**EXERCISE OBJECTIVE**: Copy the records below word for word, starting with the line that contains "y1]. List at most 100 elements." and going on through the line that contains "delay-duration-input[interactable]: 2: [673, 170, 697, 183]".

**EXERCISE INPUT**:
◆ ◆ ◆ ◆ ◆
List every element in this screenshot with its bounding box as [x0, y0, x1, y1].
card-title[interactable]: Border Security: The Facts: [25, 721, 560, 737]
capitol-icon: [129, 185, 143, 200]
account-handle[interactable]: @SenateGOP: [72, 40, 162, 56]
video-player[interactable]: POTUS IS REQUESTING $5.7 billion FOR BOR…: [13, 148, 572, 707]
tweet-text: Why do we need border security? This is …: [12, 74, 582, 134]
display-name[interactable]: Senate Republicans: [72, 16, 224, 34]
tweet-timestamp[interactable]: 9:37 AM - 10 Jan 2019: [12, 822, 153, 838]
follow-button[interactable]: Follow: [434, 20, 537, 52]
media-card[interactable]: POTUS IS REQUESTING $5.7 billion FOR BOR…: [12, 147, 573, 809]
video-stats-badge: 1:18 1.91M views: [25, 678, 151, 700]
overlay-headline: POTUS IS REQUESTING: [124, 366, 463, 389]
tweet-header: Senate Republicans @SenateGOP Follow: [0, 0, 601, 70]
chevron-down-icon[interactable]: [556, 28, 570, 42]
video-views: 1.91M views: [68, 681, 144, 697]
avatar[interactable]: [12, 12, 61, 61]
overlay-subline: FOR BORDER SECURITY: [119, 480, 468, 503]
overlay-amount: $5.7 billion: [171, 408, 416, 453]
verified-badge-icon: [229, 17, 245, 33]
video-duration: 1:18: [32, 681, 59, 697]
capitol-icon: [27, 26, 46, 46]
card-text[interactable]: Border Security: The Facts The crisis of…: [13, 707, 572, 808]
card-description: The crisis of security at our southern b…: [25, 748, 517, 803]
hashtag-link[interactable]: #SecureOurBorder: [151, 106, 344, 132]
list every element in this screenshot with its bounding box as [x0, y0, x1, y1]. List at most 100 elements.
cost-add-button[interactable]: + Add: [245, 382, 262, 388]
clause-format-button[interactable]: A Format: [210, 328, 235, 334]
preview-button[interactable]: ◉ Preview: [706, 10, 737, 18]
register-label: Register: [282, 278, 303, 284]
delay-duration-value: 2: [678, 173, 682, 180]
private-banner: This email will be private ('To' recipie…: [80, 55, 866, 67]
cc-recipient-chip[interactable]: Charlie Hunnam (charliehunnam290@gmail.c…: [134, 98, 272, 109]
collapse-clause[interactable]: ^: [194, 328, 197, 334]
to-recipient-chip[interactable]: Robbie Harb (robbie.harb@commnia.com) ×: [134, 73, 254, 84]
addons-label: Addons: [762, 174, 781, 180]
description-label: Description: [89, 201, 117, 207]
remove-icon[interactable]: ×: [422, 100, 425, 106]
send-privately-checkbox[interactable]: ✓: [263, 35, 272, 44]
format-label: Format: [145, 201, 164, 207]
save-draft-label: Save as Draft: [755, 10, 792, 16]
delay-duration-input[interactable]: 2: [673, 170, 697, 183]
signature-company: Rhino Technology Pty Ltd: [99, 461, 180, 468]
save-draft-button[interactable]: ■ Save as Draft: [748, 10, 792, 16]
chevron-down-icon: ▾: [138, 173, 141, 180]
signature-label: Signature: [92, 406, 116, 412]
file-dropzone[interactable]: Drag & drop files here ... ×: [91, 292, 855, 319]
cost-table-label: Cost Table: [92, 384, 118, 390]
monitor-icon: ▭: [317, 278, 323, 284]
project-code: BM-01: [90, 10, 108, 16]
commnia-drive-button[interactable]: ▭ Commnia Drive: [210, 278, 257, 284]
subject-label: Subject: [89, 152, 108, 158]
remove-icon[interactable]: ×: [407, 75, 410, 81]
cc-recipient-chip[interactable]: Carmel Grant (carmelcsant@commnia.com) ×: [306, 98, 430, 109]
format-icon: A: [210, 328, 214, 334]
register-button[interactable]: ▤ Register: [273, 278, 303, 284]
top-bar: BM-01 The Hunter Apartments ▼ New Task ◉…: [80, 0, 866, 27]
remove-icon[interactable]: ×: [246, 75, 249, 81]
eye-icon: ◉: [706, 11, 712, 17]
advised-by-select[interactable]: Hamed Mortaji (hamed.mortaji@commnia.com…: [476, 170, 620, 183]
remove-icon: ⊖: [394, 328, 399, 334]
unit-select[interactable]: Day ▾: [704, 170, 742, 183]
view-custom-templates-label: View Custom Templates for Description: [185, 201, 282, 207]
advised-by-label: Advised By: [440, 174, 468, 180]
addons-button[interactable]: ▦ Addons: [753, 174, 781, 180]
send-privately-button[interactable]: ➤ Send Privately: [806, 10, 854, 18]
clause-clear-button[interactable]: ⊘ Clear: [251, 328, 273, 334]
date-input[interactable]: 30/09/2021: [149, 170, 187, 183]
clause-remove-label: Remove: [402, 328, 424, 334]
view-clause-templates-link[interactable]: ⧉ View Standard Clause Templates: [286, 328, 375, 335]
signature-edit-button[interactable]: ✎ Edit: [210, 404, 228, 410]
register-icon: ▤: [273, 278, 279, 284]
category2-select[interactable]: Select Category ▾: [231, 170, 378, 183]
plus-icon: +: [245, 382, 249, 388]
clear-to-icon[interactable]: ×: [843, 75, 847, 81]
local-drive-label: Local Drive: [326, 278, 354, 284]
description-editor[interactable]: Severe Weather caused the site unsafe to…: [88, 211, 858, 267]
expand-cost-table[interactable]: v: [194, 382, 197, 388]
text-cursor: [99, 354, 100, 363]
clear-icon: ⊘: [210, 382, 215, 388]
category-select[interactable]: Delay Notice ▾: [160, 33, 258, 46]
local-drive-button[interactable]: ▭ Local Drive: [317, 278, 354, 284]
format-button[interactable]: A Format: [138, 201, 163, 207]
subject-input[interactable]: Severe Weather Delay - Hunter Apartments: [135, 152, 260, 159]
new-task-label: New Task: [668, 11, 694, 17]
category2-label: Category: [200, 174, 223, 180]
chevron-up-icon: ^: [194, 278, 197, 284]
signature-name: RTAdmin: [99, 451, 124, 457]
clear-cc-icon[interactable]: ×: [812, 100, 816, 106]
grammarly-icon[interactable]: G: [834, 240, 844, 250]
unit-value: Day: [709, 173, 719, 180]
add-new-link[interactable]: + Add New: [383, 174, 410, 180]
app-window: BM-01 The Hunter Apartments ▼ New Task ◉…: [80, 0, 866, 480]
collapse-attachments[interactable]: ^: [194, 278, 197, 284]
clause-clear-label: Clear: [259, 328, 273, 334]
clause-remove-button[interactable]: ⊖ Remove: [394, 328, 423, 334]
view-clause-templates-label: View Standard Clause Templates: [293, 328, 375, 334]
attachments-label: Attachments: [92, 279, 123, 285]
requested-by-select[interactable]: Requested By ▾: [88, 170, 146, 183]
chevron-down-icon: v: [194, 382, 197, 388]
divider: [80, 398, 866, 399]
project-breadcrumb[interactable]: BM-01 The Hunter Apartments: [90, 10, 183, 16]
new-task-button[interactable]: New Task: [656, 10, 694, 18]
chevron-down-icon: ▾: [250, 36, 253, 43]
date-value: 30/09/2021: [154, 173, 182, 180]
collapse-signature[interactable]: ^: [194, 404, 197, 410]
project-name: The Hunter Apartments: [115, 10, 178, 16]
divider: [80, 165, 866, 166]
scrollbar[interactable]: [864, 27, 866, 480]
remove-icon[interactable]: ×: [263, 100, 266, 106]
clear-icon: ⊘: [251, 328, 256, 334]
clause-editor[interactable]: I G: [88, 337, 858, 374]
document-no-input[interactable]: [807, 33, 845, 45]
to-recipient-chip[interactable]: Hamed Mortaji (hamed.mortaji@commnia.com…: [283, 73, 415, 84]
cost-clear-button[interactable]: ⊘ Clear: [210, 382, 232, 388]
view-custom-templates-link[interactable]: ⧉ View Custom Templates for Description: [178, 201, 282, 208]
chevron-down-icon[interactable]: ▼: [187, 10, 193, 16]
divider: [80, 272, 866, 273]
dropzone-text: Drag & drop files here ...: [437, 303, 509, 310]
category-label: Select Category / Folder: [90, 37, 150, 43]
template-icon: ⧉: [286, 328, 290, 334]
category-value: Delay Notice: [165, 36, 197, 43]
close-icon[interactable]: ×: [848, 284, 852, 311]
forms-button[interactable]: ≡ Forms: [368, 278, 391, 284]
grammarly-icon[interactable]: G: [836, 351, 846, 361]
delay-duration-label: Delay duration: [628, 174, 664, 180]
◆ ◆ ◆ ◆ ◆
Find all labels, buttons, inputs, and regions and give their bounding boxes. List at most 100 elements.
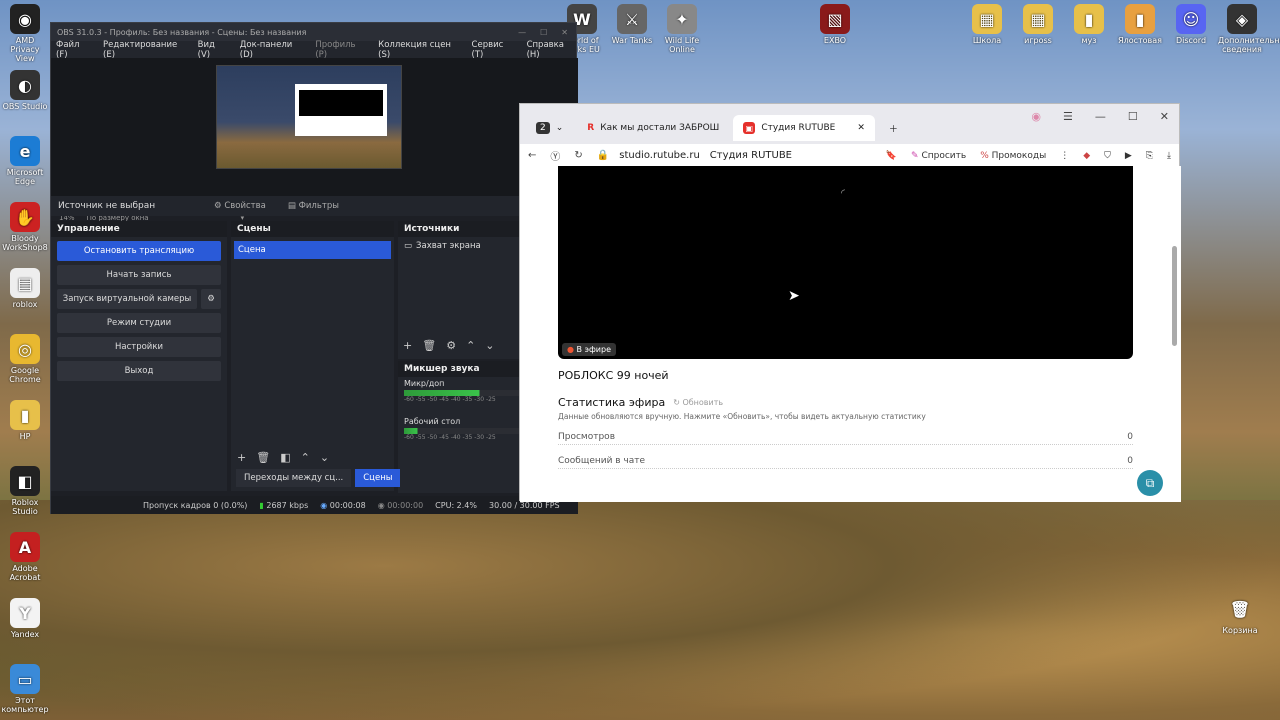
◆ ◆ ◆ ◆ ◆
**FINAL RESULT**:
list every element in this screenshot with its bounding box as [x0, y0, x1, y1]. List at most 100 elements.
cost-add-button[interactable]: + Add: [245, 382, 262, 388]
clause-format-button[interactable]: A Format: [210, 328, 235, 334]
preview-button[interactable]: ◉ Preview: [706, 10, 737, 18]
register-label: Register: [282, 278, 303, 284]
delay-duration-value: 2: [678, 173, 682, 180]
private-banner: This email will be private ('To' recipie…: [80, 55, 866, 67]
cc-recipient-chip[interactable]: Charlie Hunnam (charliehunnam290@gmail.c…: [134, 98, 272, 109]
collapse-clause[interactable]: ^: [194, 328, 197, 334]
to-recipient-chip[interactable]: Robbie Harb (robbie.harb@commnia.com) ×: [134, 73, 254, 84]
addons-label: Addons: [762, 174, 781, 180]
description-label: Description: [89, 201, 117, 207]
remove-icon[interactable]: ×: [422, 100, 425, 106]
send-privately-checkbox[interactable]: ✓: [263, 35, 272, 44]
format-label: Format: [145, 201, 164, 207]
save-draft-label: Save as Draft: [755, 10, 792, 16]
delay-duration-input[interactable]: 2: [673, 170, 697, 183]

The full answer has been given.